> **TEXTO EXTRAÍDO**
===============

Pensaste que al salir ibas a sentir libertad. Y hubo un poco de eso, sí. Pero después llegó la visita que nadie anuncia: la culpa. ¿Cómo no lo vi? ¿Por qué aguanté tanto? ¿Qué hice con esos años?
Y de repente el juicio cambió de acusado: ya no es la persona que te lastimó. Sos vos, por haberte quedado.
Te quedaste por razones que tenían sentido
Mirá la escena completa: no te quedaste por tonto ni por débil. Te quedaste porque amabas, porque tenías esperanza, porque el manual decía que el amor todo lo puede, porque irse daba terror, porque nadie te enseñó a distinguir aguantar de amar. Te quedaste con la información y las herramientas que tenías entonces. Hoy tenés otras — justamente porque pasaste por ahí.
Juzgás a tu yo del pasado con la claridad que ganaste saliendo. Es hacer trampa: esa claridad no existía adentro.
La culpa te hace tres trampas
- Te hace creer que el tiempo fue “perdido”. No lo fue: fue el tiempo que te costó aprender algo que nadie aprende gratis.

===============

> **MATERIAL PROPORCIONADO**

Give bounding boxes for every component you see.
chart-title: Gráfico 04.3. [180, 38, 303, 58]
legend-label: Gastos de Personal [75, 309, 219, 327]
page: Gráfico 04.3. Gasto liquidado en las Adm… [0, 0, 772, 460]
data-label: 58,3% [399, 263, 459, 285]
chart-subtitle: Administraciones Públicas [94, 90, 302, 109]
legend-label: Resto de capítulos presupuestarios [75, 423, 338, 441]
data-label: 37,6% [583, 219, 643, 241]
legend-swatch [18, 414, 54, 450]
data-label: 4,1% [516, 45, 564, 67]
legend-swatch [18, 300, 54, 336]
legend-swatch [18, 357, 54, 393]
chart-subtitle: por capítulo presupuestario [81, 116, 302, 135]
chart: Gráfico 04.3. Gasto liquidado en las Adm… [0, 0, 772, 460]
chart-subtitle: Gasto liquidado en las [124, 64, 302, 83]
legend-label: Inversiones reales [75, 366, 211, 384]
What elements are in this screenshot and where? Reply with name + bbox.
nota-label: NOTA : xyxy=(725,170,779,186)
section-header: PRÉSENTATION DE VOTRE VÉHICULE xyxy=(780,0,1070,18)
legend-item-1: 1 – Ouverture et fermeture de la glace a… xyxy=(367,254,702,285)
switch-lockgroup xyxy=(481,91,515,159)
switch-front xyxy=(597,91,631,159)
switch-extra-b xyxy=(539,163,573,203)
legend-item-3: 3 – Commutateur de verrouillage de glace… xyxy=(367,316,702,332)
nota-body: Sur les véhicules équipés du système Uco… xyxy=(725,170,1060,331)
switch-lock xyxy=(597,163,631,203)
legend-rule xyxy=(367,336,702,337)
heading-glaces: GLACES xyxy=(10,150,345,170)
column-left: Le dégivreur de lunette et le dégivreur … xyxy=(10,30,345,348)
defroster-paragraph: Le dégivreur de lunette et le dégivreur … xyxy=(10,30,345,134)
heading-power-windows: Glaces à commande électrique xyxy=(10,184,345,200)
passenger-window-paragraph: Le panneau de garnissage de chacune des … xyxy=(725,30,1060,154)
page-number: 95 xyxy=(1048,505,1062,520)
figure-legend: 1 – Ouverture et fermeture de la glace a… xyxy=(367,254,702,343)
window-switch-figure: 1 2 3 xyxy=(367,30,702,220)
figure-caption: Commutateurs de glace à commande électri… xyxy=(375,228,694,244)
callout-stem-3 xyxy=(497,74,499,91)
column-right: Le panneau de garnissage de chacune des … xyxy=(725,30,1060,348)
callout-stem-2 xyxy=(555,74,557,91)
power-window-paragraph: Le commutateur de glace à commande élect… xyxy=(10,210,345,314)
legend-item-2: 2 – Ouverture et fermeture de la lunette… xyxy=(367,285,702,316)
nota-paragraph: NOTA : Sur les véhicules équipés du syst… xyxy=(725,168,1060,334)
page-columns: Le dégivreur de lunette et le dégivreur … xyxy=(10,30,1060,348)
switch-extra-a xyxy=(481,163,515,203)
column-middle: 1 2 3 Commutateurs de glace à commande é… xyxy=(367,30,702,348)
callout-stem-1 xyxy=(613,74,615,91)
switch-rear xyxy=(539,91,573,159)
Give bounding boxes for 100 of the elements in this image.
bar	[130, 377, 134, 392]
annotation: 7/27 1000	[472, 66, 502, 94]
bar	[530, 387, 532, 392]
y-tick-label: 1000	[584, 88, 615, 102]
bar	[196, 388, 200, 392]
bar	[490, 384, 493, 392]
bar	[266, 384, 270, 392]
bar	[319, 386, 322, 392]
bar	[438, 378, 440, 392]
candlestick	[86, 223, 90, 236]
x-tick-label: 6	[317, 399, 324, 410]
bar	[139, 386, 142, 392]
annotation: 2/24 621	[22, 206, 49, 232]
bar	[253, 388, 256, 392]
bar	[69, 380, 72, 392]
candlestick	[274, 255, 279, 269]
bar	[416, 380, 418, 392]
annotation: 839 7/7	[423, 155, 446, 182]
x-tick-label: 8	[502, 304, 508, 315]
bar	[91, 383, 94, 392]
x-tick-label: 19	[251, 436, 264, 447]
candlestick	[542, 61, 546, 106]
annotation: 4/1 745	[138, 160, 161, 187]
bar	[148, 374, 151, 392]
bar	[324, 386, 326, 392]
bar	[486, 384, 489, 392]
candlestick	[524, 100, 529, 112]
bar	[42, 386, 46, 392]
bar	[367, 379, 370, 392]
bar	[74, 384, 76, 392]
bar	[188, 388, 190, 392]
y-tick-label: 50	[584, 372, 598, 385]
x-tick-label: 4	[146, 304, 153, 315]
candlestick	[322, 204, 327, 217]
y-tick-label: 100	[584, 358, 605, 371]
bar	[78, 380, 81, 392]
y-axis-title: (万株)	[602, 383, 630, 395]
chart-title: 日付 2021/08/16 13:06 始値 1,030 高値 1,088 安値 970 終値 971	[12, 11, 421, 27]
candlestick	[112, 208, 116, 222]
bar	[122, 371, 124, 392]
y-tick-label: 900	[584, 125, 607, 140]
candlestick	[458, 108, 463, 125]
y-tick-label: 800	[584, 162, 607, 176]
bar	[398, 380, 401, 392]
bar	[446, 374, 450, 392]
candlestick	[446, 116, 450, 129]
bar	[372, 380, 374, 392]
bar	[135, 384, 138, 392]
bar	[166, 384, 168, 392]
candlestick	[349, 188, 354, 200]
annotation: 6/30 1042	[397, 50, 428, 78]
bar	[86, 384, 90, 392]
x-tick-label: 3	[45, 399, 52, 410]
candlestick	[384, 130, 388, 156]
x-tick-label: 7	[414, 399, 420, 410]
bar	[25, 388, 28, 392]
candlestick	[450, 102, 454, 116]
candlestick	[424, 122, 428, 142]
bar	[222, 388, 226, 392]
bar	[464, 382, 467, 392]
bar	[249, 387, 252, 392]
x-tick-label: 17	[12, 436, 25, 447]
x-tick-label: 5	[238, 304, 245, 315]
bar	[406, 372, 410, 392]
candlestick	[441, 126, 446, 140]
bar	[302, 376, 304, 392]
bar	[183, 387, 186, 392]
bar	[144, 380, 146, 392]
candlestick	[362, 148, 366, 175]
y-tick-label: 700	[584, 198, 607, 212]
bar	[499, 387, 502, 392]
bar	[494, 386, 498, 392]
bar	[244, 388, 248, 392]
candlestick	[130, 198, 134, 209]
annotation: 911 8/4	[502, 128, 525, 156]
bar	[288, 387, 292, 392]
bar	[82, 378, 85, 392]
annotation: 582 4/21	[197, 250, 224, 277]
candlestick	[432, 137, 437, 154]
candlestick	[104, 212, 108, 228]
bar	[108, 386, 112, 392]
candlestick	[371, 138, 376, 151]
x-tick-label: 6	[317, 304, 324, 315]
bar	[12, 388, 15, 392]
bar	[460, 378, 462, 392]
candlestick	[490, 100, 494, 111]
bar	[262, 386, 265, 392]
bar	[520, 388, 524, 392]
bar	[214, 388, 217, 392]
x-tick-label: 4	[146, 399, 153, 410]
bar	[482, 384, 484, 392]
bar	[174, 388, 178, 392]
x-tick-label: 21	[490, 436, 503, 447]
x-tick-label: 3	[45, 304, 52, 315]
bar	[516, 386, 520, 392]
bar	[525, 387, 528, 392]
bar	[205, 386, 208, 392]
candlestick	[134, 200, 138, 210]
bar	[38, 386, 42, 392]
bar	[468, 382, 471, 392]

===============

> **ACTIVIDADES**
1. Reescriba en forma de lista el párrafo del texto sobre la culpa que comienza con "Mirá la escena completa". Conserve sus ideas principales.
2. Cite literalmente, del texto sobre la culpa, todo el fragmento que va desde "Pensaste que al" hasta "con esos años?".

> **RESPUESTAS**
1.
- Quedarse no se debió a tontería ni a debilidad.
- Las razones fueron el amor, la esperanza, la idea de que el amor todo lo puede, el terror a irse y que nadie enseñó a distinguir entre aguantar y amar.
- Se decidió con la información y las herramientas disponibles en ese momento.
- Hoy hay otras herramientas precisamente por haber pasado por esa experiencia.

2.
Pensaste que al salir ibas a sentir libertad. Y hubo un poco de eso, sí. Pero después llegó la visita que nadie anuncia: la culpa. ¿Cómo no lo vi? ¿Por qué aguanté tanto? ¿Qué hice con esos años?